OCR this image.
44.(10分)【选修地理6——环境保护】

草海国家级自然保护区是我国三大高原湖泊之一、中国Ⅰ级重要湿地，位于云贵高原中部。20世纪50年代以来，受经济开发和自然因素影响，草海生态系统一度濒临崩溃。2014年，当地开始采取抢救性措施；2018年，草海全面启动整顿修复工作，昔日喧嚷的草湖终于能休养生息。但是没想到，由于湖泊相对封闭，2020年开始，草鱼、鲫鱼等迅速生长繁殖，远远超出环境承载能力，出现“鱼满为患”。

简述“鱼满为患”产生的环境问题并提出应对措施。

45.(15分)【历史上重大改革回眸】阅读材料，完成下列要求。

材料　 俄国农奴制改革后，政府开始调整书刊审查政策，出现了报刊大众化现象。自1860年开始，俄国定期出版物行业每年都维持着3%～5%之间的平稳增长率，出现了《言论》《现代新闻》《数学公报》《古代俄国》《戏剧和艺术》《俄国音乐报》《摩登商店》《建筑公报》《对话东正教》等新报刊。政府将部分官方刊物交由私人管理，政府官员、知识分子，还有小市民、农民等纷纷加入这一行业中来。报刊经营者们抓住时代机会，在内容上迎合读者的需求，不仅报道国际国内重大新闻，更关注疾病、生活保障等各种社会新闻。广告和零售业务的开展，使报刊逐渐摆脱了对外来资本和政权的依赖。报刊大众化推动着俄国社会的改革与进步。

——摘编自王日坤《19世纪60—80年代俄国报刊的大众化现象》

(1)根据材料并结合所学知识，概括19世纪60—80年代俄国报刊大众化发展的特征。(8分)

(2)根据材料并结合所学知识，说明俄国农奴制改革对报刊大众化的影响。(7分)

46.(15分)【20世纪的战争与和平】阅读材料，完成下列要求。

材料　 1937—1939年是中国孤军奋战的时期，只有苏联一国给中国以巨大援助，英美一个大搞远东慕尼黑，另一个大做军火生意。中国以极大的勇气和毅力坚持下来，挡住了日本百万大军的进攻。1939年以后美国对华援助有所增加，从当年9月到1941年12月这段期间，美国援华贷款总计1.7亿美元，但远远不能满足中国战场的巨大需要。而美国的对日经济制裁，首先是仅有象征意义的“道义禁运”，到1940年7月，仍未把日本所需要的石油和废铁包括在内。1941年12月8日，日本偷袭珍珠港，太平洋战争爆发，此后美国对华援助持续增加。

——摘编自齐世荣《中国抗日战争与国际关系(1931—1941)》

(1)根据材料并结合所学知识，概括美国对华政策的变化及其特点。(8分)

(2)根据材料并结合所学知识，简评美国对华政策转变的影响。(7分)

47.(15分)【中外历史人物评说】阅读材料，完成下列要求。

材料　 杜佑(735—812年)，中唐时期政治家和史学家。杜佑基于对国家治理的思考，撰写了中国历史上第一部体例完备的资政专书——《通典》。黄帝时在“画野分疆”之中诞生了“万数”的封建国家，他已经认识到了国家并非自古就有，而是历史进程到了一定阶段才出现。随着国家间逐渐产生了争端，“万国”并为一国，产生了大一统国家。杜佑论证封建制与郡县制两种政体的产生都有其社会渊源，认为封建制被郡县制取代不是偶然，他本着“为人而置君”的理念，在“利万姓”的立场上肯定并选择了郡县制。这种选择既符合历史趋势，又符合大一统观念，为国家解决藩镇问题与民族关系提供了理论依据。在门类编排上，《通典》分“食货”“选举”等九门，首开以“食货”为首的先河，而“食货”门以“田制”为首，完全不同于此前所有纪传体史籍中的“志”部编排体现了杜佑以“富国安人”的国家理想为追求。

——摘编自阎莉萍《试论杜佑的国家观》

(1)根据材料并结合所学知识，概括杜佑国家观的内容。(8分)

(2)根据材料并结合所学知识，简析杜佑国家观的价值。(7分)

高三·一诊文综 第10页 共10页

** Prompt **
Your answer should be only a number: how many lines of the data above contain the string "阅读材料"?

** Output for this task **
3